Copy out all lines carrying the word "JSON".

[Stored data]
++++++++++

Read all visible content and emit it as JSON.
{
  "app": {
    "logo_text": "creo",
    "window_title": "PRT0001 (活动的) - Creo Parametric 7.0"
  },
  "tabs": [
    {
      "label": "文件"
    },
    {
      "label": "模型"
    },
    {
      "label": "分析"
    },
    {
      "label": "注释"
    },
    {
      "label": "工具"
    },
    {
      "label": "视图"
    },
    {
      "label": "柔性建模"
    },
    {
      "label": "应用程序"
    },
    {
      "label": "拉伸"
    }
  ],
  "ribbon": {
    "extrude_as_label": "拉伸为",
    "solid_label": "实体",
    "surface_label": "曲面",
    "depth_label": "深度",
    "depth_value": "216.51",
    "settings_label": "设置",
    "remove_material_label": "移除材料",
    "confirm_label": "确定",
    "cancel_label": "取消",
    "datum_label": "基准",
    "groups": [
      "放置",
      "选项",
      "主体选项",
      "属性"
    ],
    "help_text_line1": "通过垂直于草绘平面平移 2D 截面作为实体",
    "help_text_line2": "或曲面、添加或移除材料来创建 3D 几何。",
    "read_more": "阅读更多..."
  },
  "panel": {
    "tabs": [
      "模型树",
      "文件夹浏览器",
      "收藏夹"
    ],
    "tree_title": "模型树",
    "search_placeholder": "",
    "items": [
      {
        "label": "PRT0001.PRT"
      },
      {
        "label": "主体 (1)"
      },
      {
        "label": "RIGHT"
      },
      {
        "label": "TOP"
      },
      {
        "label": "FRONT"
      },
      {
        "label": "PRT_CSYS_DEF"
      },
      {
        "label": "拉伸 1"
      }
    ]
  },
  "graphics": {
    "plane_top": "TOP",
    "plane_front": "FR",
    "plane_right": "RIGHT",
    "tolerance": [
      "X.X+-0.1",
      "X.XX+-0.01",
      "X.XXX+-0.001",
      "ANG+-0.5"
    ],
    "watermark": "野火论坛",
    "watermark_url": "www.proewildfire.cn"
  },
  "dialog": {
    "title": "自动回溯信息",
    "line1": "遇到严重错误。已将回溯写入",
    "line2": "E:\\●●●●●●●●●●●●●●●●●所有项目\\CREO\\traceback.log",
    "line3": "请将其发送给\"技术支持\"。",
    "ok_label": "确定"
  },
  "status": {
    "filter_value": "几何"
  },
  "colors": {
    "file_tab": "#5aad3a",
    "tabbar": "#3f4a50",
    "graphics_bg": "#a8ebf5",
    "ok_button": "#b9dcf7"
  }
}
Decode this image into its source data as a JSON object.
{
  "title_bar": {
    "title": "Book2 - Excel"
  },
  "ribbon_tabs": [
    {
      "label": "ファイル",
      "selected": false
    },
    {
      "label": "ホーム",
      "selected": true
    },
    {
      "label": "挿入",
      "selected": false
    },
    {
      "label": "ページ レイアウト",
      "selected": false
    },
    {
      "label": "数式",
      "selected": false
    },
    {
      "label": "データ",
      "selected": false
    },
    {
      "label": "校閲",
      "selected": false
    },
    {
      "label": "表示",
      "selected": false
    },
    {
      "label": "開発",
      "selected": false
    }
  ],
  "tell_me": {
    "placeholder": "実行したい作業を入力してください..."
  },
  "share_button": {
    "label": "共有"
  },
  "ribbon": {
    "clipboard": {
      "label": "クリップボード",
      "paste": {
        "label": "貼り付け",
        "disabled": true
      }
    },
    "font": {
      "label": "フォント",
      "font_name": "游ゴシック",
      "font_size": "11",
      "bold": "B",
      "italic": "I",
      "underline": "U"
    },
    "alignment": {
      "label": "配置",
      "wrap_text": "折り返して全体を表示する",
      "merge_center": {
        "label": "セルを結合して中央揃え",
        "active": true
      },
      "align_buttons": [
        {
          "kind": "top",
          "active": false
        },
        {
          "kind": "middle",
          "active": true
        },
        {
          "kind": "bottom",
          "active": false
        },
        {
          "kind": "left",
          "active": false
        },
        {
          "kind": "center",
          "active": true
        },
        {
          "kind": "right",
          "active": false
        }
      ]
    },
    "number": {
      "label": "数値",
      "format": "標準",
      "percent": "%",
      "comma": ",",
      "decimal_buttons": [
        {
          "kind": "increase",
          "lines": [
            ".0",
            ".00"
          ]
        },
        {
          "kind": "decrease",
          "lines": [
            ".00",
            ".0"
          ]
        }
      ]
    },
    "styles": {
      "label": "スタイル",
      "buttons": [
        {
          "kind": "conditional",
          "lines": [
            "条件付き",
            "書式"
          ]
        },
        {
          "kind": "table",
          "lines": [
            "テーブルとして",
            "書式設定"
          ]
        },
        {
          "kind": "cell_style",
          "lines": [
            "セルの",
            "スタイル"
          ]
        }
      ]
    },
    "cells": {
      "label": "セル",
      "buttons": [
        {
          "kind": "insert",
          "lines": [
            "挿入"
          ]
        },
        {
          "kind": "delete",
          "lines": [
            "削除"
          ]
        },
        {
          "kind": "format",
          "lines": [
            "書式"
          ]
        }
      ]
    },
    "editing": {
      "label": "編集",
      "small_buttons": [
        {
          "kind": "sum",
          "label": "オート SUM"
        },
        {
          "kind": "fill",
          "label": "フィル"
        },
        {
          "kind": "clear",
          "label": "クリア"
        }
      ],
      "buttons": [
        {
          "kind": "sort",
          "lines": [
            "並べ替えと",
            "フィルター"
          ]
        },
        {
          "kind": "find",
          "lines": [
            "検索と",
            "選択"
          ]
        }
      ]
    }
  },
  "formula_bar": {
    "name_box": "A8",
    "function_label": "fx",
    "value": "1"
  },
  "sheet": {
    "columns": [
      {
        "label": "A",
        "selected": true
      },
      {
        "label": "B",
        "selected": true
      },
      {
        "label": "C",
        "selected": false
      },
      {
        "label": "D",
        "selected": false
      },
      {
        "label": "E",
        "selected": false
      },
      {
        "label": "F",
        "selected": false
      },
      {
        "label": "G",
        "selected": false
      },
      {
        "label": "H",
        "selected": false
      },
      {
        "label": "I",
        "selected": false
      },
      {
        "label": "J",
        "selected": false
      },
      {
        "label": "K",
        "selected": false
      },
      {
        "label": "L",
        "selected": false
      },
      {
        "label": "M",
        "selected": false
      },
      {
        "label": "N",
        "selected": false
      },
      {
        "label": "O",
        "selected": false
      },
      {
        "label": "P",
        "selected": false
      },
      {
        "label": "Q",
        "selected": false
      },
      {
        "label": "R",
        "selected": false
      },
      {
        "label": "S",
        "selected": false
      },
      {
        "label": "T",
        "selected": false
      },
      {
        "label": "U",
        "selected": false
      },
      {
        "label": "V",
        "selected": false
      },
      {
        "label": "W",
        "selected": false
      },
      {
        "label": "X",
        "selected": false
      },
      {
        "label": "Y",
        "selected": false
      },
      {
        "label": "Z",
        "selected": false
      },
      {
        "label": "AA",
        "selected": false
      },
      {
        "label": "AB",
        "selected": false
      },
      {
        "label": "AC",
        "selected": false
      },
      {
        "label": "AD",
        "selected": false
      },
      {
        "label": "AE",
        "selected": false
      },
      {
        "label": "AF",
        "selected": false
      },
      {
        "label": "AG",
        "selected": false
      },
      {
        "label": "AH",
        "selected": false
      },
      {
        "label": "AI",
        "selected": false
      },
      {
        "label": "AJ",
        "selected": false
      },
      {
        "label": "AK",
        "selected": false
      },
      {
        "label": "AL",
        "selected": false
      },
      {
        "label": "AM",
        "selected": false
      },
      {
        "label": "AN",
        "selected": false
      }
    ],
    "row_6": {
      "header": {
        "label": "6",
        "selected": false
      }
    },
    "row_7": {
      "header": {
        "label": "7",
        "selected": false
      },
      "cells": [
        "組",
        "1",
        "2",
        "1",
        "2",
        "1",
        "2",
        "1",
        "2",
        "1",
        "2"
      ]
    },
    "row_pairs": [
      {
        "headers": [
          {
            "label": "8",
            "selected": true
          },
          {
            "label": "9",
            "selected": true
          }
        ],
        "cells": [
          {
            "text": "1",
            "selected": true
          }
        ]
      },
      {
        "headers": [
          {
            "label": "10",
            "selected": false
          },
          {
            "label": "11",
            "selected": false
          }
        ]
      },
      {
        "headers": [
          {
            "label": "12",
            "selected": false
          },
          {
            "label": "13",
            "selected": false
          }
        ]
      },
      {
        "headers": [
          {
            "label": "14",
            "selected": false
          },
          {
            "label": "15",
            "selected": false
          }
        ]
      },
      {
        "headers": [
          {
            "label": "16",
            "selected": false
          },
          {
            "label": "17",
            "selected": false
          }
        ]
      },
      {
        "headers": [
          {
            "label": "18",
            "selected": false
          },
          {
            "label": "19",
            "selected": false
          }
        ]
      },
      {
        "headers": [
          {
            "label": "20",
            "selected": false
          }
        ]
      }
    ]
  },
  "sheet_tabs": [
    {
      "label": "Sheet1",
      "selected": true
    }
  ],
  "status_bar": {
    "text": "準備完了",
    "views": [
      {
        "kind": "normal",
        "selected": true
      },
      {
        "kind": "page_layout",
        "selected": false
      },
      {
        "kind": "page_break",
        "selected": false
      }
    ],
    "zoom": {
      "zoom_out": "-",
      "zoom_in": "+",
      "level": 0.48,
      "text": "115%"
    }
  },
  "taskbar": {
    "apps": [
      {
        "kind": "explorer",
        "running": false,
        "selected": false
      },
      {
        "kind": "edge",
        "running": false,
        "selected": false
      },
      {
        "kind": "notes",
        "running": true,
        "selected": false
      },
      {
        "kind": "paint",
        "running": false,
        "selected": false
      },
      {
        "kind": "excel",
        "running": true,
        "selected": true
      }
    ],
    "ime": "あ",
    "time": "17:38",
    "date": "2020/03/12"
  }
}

++++++++++

# Task response
Read all visible content and emit it as JSON.
Decode this image into its source data as a JSON object.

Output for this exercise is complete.